What is required ▸
Find every line with "this" in it, then report how many there are and nothing more.

───── Records to use

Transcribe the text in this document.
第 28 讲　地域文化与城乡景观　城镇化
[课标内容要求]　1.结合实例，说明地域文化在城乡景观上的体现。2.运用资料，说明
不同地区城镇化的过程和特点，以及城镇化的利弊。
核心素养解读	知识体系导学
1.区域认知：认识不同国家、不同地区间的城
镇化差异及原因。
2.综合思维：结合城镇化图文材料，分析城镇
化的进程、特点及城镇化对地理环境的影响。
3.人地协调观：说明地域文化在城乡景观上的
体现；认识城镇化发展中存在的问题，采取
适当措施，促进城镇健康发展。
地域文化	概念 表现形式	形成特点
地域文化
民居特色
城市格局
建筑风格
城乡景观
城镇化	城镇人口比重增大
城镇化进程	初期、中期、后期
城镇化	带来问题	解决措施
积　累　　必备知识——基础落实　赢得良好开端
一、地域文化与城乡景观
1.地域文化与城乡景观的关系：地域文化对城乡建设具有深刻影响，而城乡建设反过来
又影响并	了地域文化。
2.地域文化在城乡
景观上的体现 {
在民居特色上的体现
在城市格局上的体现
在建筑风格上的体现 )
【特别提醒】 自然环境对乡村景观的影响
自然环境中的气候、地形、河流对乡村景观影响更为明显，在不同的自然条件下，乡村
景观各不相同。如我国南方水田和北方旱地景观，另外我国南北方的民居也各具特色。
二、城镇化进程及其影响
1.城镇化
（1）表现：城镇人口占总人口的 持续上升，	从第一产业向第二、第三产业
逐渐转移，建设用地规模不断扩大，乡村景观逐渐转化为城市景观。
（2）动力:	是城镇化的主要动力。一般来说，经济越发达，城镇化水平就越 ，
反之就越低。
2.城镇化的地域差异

──────────
───── Records to use

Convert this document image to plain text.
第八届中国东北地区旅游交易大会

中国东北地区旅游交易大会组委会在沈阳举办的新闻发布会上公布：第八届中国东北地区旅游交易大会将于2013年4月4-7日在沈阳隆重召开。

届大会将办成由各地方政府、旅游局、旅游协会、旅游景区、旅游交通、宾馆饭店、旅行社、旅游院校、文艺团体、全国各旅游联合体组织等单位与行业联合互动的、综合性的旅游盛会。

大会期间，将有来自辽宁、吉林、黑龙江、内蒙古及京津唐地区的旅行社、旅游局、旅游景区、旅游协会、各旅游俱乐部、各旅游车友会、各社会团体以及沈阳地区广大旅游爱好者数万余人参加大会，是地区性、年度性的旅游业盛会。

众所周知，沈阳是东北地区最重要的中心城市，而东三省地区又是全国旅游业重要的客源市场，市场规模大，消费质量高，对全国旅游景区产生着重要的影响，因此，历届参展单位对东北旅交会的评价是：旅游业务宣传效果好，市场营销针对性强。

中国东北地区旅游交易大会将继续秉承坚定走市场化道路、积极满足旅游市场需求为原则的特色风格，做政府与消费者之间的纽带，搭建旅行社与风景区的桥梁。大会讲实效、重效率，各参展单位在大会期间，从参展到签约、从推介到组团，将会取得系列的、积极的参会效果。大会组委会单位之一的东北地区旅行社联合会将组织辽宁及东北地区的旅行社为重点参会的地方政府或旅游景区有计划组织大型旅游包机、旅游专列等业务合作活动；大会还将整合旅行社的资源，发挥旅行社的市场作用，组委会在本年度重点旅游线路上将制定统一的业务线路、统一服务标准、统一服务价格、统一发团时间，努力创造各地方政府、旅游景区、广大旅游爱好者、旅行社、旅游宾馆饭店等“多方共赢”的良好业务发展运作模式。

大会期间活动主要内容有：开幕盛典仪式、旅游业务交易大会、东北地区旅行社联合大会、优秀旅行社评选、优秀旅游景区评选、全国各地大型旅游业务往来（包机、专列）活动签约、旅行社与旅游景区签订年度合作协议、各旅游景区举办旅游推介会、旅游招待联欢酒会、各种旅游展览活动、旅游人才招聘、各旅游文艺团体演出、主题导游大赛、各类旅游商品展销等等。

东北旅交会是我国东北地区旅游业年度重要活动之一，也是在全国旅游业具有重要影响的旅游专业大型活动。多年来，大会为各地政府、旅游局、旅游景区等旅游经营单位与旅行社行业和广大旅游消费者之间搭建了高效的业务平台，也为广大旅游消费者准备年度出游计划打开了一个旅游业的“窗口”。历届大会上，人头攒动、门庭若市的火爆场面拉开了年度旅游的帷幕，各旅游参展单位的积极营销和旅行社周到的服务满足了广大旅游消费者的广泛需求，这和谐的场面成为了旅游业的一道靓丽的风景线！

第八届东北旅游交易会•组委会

──────────

The completed task ▸
2